## Excerpted data
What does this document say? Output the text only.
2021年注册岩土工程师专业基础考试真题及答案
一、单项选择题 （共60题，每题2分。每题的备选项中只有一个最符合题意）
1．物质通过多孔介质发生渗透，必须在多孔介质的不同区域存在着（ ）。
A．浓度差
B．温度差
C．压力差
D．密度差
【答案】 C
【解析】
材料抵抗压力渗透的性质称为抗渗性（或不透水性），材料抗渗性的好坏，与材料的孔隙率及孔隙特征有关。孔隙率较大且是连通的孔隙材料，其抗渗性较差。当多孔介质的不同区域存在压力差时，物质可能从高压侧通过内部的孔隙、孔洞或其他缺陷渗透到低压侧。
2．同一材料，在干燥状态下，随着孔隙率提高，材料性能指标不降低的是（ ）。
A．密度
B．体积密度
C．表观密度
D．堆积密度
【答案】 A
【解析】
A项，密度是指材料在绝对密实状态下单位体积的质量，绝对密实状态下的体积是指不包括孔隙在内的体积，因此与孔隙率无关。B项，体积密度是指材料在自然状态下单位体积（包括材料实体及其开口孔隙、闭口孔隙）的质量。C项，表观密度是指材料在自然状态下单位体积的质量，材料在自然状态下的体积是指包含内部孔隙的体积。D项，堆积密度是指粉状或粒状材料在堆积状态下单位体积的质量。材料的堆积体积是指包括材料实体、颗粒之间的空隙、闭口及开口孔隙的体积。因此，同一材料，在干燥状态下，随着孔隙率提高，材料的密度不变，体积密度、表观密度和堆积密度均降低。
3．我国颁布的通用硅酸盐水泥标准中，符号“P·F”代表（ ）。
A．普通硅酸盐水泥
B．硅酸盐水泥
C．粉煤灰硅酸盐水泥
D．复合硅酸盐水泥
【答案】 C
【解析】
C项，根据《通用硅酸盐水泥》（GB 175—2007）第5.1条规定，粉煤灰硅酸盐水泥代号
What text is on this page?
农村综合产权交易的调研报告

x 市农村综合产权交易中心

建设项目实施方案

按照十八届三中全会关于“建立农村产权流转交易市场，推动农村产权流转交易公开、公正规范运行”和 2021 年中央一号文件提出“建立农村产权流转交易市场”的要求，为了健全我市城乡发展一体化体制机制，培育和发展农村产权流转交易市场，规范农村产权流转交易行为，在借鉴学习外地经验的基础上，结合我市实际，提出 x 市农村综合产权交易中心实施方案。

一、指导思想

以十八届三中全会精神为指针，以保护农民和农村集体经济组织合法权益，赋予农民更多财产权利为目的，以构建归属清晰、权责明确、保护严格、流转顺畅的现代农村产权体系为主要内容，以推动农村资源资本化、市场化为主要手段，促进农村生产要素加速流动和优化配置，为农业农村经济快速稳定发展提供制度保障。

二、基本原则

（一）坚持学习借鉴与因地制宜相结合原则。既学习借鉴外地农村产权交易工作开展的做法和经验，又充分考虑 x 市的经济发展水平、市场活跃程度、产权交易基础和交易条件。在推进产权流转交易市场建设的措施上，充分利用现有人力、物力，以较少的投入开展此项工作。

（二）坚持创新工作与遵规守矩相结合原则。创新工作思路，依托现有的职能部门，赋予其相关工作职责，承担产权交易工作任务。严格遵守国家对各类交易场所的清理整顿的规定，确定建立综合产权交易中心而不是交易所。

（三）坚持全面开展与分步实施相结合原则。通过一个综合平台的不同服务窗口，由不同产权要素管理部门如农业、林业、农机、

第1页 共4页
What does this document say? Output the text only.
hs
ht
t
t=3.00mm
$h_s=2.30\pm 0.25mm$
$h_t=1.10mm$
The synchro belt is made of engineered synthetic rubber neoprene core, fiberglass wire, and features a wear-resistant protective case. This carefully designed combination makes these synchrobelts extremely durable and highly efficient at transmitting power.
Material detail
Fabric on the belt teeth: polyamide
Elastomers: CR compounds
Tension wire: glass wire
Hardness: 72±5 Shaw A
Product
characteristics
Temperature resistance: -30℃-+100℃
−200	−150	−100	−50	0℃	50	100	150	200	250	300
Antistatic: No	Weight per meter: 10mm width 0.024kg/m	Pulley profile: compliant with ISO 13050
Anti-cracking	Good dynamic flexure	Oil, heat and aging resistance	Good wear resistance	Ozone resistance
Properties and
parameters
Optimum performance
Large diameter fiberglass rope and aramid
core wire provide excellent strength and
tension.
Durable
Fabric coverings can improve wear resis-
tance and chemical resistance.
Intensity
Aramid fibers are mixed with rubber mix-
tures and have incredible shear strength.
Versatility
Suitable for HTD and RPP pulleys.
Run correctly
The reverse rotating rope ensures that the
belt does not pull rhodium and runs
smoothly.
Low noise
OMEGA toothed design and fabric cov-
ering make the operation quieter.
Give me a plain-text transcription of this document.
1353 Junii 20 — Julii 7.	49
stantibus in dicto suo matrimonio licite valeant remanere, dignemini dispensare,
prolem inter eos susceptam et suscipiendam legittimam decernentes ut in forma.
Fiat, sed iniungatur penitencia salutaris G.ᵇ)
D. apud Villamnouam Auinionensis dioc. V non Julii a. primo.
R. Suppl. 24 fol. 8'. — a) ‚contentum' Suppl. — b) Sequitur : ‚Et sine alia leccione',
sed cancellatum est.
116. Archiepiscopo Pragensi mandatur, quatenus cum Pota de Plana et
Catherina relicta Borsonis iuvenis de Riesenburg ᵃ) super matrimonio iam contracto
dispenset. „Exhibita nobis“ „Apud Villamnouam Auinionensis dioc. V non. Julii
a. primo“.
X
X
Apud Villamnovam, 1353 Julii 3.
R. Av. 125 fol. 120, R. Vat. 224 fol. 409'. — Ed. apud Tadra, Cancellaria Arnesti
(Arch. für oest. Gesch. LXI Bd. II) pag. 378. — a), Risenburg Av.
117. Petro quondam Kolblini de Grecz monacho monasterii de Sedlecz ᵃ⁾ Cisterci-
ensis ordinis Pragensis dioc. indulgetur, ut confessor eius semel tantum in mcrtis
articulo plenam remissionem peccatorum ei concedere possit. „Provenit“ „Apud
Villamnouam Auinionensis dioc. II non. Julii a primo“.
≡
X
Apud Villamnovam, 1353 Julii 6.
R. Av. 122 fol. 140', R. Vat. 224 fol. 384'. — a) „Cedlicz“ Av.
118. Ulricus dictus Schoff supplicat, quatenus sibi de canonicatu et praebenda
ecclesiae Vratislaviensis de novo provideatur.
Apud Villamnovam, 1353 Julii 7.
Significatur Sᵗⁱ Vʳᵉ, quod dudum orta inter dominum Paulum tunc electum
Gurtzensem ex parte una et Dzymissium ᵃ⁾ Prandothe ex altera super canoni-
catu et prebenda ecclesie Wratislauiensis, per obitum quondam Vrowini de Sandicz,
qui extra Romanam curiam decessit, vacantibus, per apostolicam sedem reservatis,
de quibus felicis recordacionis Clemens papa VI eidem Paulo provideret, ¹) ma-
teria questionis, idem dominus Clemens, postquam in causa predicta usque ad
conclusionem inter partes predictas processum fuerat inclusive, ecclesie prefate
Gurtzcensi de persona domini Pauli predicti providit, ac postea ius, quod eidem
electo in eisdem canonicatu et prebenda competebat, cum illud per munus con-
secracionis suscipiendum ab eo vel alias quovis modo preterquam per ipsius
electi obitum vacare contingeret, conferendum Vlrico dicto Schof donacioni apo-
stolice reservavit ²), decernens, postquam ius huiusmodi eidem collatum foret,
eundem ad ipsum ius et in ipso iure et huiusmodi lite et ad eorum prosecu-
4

## Task directions
From the records above, how many lines include the word "text"? Only the number is wanted.

## Finished answer
4